_Exercise requirements_
Omit every picture and return the rest of the data unaltered.
====== Material provided ======
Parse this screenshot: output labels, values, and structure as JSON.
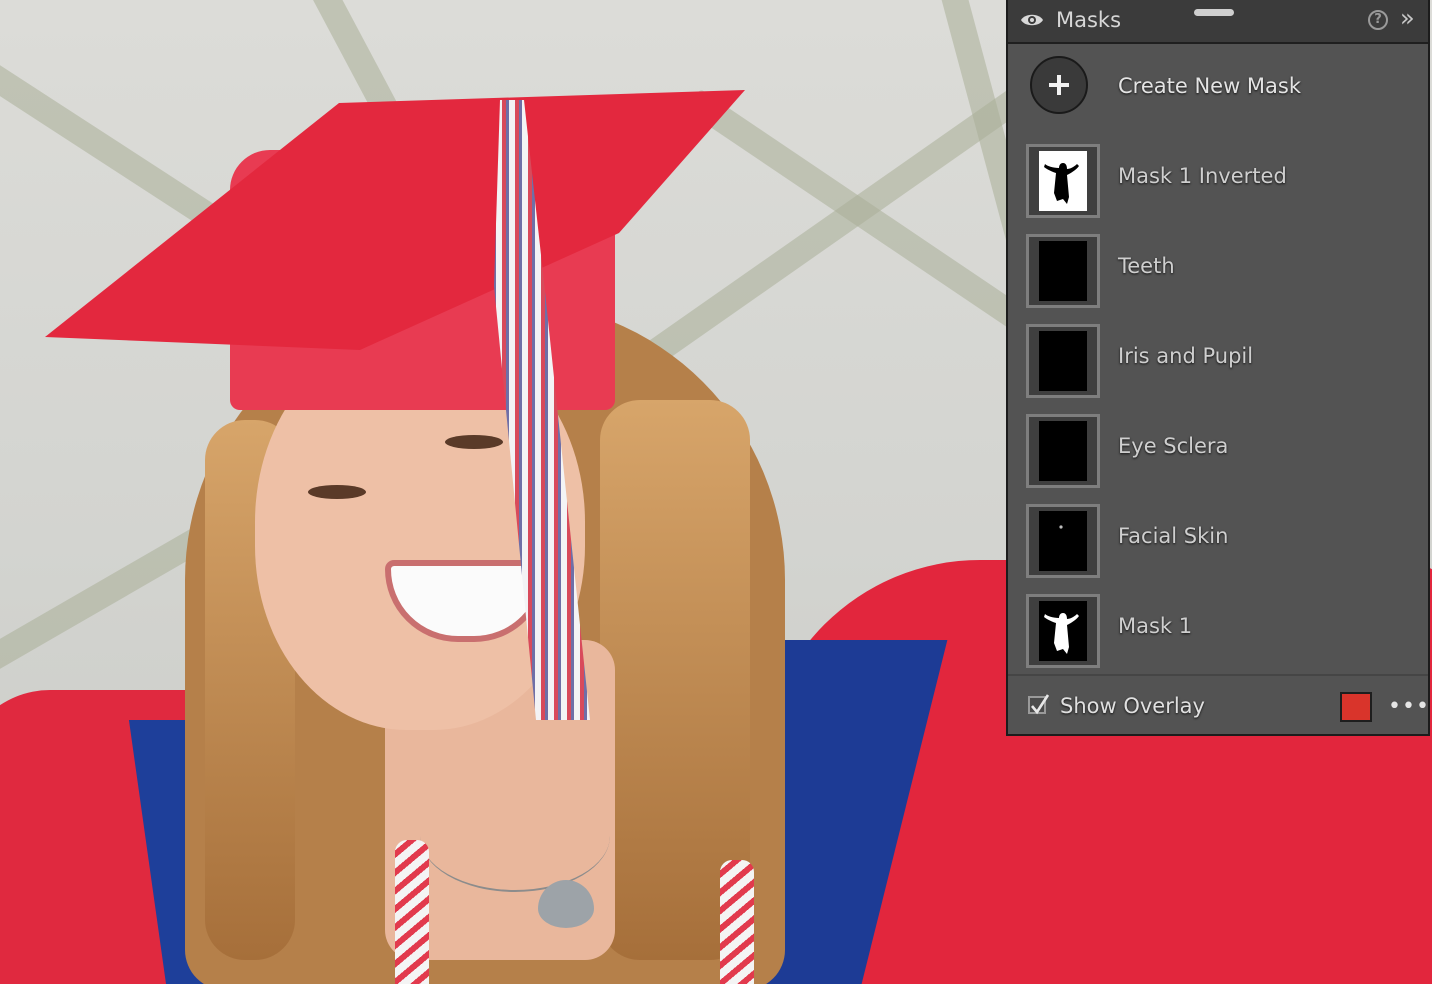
{
  "panel": {
    "title": "Masks",
    "help_symbol": "?",
    "collapse_symbol": "»",
    "create_label": "Create New Mask",
    "masks": [
      {
        "label": "Mask 1 Inverted",
        "thumbnail": "white-with-black-figure"
      },
      {
        "label": "Teeth",
        "thumbnail": "black"
      },
      {
        "label": "Iris and Pupil",
        "thumbnail": "black"
      },
      {
        "label": "Eye Sclera",
        "thumbnail": "black"
      },
      {
        "label": "Facial Skin",
        "thumbnail": "black-with-dot"
      },
      {
        "label": "Mask 1",
        "thumbnail": "black-with-white-figure"
      }
    ],
    "show_overlay_label": "Show Overlay",
    "show_overlay_checked": true,
    "overlay_color": "#d9342b",
    "more_symbol": "•••"
  },
  "colors": {
    "panel_bg": "#535353",
    "header_bg": "#3b3b3b",
    "gown_red": "#e2263d",
    "stole_blue": "#1d3b95"
  },
  "icons": {
    "visibility": "eye-icon",
    "help": "help-circle-icon",
    "collapse": "double-chevron-right-icon",
    "create": "plus-icon",
    "more": "more-horizontal-icon"
  }
}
======
_Answer below_
Parse this screenshot: output labels, values, and structure as JSON.
{
  "panel": {
    "title": "Masks",
    "help_symbol": "?",
    "collapse_symbol": "»",
    "create_label": "Create New Mask",
    "masks": [
      {
        "label": "Mask 1 Inverted",
        "thumbnail": "white-with-black-figure"
      },
      {
        "label": "Teeth",
        "thumbnail": "black"
      },
      {
        "label": "Iris and Pupil",
        "thumbnail": "black"
      },
      {
        "label": "Eye Sclera",
        "thumbnail": "black"
      },
      {
        "label": "Facial Skin",
        "thumbnail": "black-with-dot"
      },
      {
        "label": "Mask 1",
        "thumbnail": "black-with-white-figure"
      }
    ],
    "show_overlay_label": "Show Overlay",
    "show_overlay_checked": true,
    "overlay_color": "#d9342b",
    "more_symbol": "•••"
  },
  "colors": {
    "panel_bg": "#535353",
    "header_bg": "#3b3b3b",
    "gown_red": "#e2263d",
    "stole_blue": "#1d3b95"
  },
  "icons": {
    "visibility": "eye-icon",
    "help": "help-circle-icon",
    "collapse": "double-chevron-right-icon",
    "create": "plus-icon",
    "more": "more-horizontal-icon"
  }
}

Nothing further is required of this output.